(Exercise requirements) Whenever the string "produced" appears in a line below, please copy the line out.

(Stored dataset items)
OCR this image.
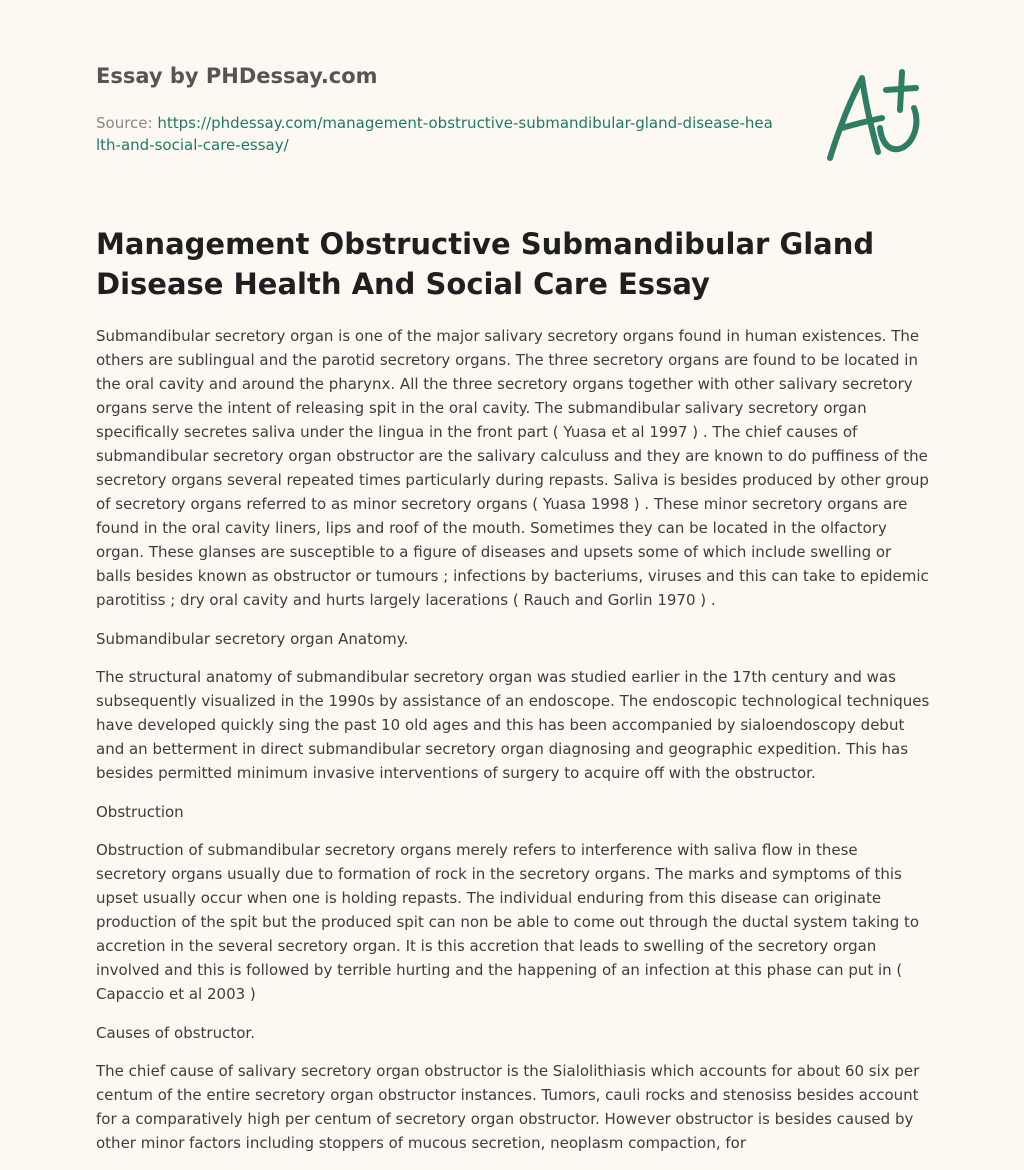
Essay by PHDessay.com

Source: https://phdessay.com/management-obstructive-submandibular-gland-disease-health-and-social-care-essay/

Management Obstructive Submandibular Gland Disease Health And Social Care Essay

Submandibular secretory organ is one of the major salivary secretory organs found in human existences. The others are sublingual and the parotid secretory organs. The three secretory organs are found to be located in the oral cavity and around the pharynx. All the three secretory organs together with other salivary secretory organs serve the intent of releasing spit in the oral cavity. The submandibular salivary secretory organ specifically secretes saliva under the lingua in the front part ( Yuasa et al 1997 ) . The chief causes of submandibular secretory organ obstructor are the salivary calculuss and they are known to do puffiness of the secretory organs several repeated times particularly during repasts. Saliva is besides produced by other group of secretory organs referred to as minor secretory organs ( Yuasa 1998 ) . These minor secretory organs are found in the oral cavity liners, lips and roof of the mouth. Sometimes they can be located in the olfactory organ. These glanses are susceptible to a figure of diseases and upsets some of which include swelling or balls besides known as obstructor or tumours ; infections by bacteriums, viruses and this can take to epidemic parotitiss ; dry oral cavity and hurts largely lacerations ( Rauch and Gorlin 1970 ) .

Submandibular secretory organ Anatomy.

The structural anatomy of submandibular secretory organ was studied earlier in the 17th century and was subsequently visualized in the 1990s by assistance of an endoscope. The endoscopic technological techniques have developed quickly sing the past 10 old ages and this has been accompanied by sialoendoscopy debut and an betterment in direct submandibular secretory organ diagnosing and geographic expedition. This has besides permitted minimum invasive interventions of surgery to acquire off with the obstructor.

Obstruction

Obstruction of submandibular secretory organs merely refers to interference with saliva flow in these secretory organs usually due to formation of rock in the secretory organs. The marks and symptoms of this upset usually occur when one is holding repasts. The individual enduring from this disease can originate production of the spit but the produced spit can non be able to come out through the ductal system taking to accretion in the several secretory organ. It is this accretion that leads to swelling of the secretory organ involved and this is followed by terrible hurting and the happening of an infection at this phase can put in ( Capaccio et al 2003 )

Causes of obstructor.

The chief cause of salivary secretory organ obstructor is the Sialolithiasis which accounts for about 60 six per centum of the entire secretory organ obstructor instances. Tumors, cauli rocks and stenosiss besides account for a comparatively high per centum of secretory organ obstructor. However obstructor is besides caused by other minor factors including stoppers of mucous secretion, neoplasm compaction, for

(Task solution)
Submandibular secretory organ is one of the major salivary secretory organs found in human existences. The others are sublingual and the parotid secretory organs. The three secretory organs are found to be located in the oral cavity and around the pharynx. All the three secretory organs together with other salivary secretory organs serve the intent of releasing spit in the oral cavity. The submandibular salivary secretory organ specifically secretes saliva under the lingua in the front part ( Yuasa et al 1997 ) . The chief causes of submandibular secretory organ obstructor are the salivary calculuss and they are known to do puffiness of the secretory organs several repeated times particularly during repasts. Saliva is besides produced by other group of secretory organs referred to as minor secretory organs ( Yuasa 1998 ) . These minor secretory organs are found in the oral cavity liners, lips and roof of the mouth. Sometimes they can be located in the olfactory organ. These glanses are susceptible to a figure of diseases and upsets some of which include swelling or balls besides known as obstructor or tumours ; infections by bacteriums, viruses and this can take to epidemic parotitiss ; dry oral cavity and hurts largely lacerations ( Rauch and Gorlin 1970 ) .
Obstruction of submandibular secretory organs merely refers to interference with saliva flow in these secretory organs usually due to formation of rock in the secretory organs. The marks and symptoms of this upset usually occur when one is holding repasts. The individual enduring from this disease can originate production of the spit but the produced spit can non be able to come out through the ductal system taking to accretion in the several secretory organ. It is this accretion that leads to swelling of the secretory organ involved and this is followed by terrible hurting and the happening of an infection at this phase can put in ( Capaccio et al 2003 )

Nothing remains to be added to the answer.